PROBLEM TO SOLVE: Select all lines holding the word "JSON" from the entries that follow.

Data listing:

>> START

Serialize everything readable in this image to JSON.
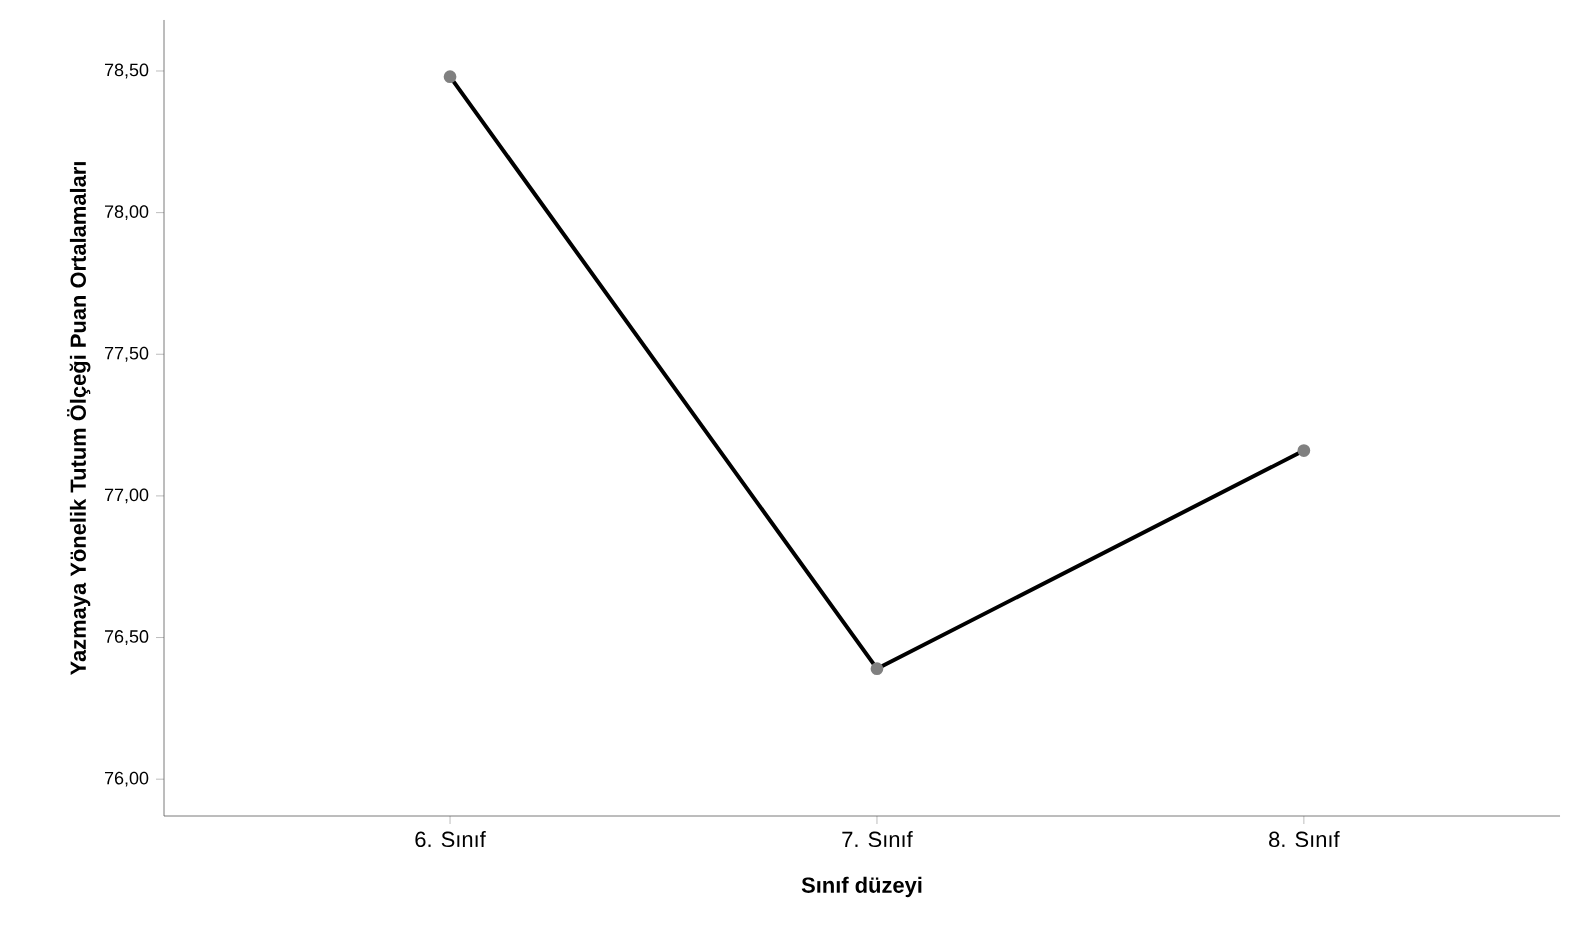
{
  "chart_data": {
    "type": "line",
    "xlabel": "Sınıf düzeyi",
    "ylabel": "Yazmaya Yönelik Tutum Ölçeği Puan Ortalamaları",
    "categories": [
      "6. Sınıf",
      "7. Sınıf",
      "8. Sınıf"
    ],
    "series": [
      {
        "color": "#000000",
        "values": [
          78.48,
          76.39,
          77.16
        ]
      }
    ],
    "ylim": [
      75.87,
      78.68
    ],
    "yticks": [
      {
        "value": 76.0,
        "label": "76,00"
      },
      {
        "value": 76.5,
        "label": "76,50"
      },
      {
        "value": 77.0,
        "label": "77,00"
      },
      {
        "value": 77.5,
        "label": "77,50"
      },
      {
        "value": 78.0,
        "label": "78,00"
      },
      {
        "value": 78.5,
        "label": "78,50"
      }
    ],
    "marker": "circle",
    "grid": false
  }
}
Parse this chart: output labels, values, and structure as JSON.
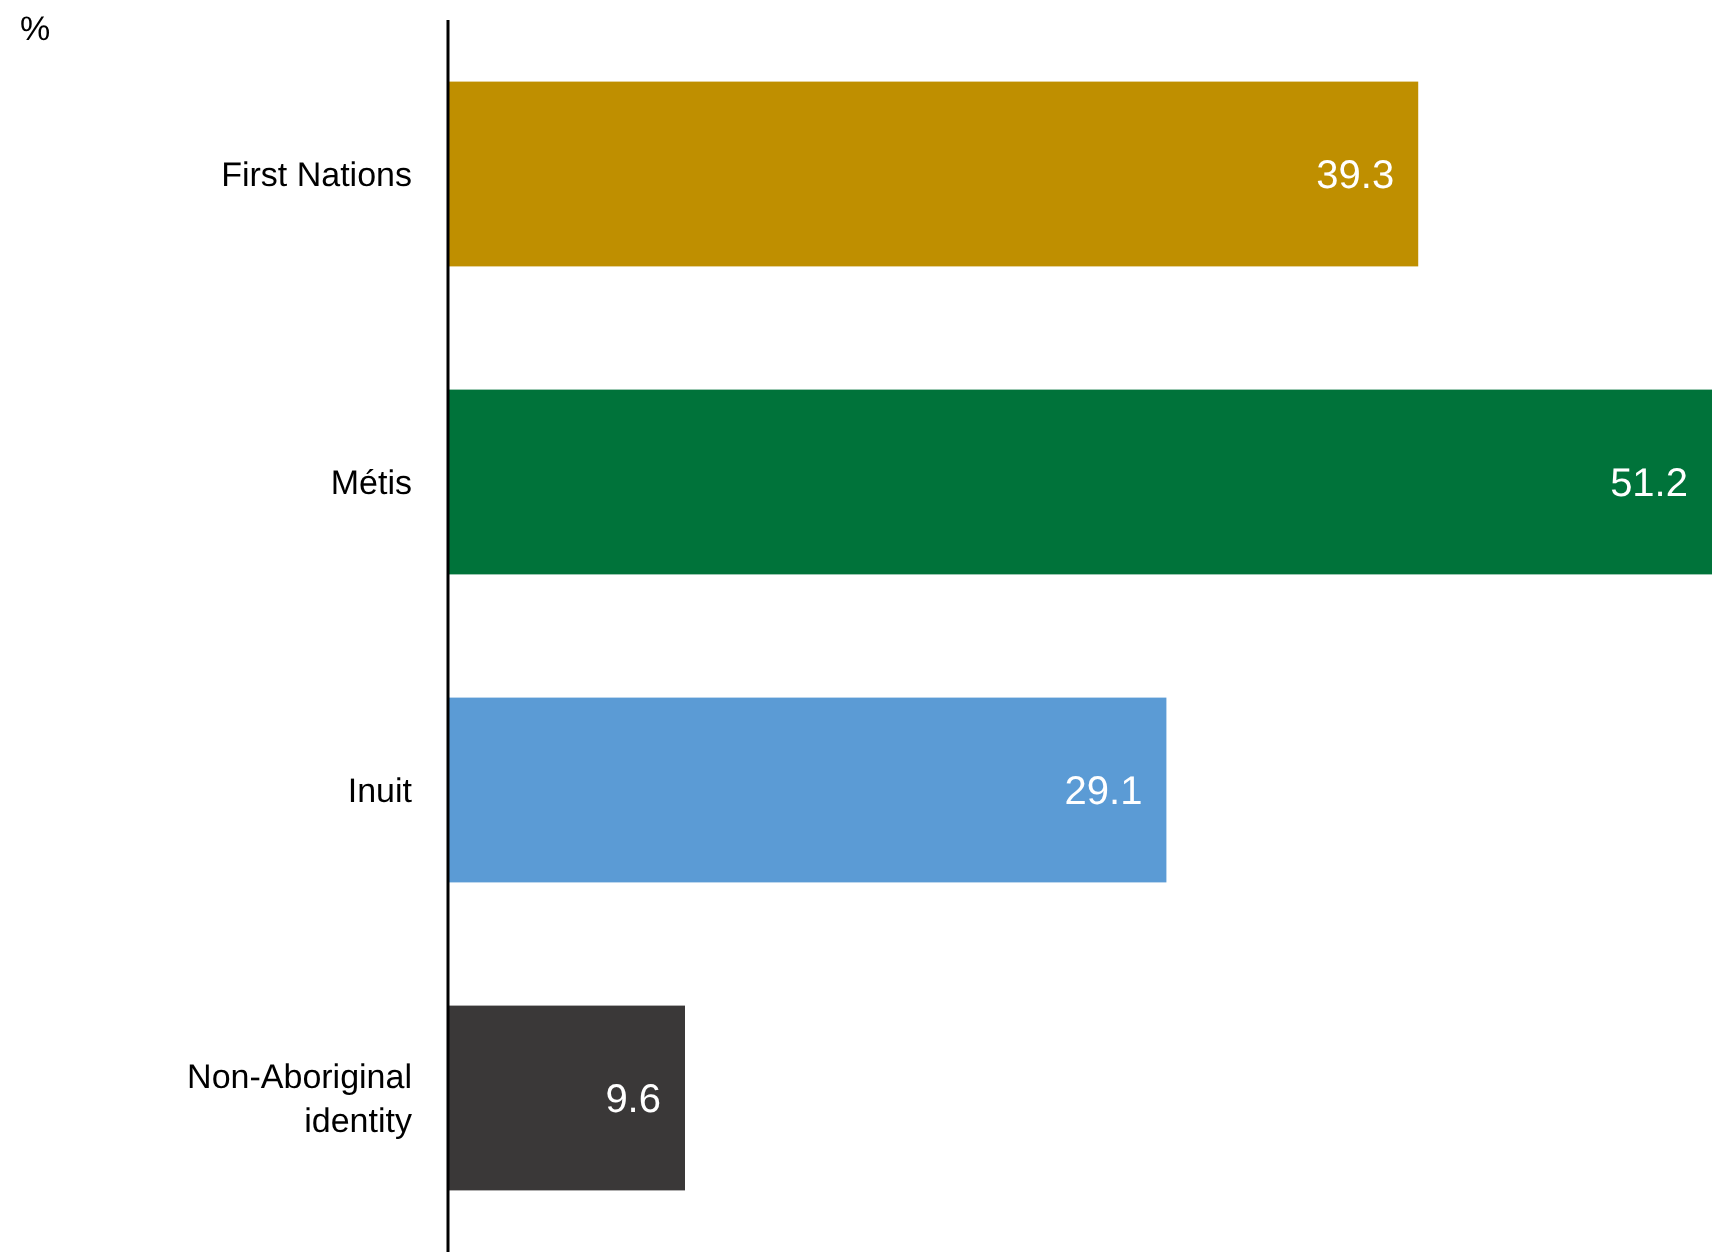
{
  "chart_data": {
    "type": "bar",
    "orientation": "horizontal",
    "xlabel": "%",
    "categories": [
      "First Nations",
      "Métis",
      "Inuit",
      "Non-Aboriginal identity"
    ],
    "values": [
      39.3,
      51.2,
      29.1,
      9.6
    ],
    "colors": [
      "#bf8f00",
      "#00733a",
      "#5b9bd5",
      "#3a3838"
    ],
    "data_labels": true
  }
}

>> END

COMPLETED TASK:
Serialize everything readable in this image to JSON.
Parse this chart: output labels, values, and structure as JSON.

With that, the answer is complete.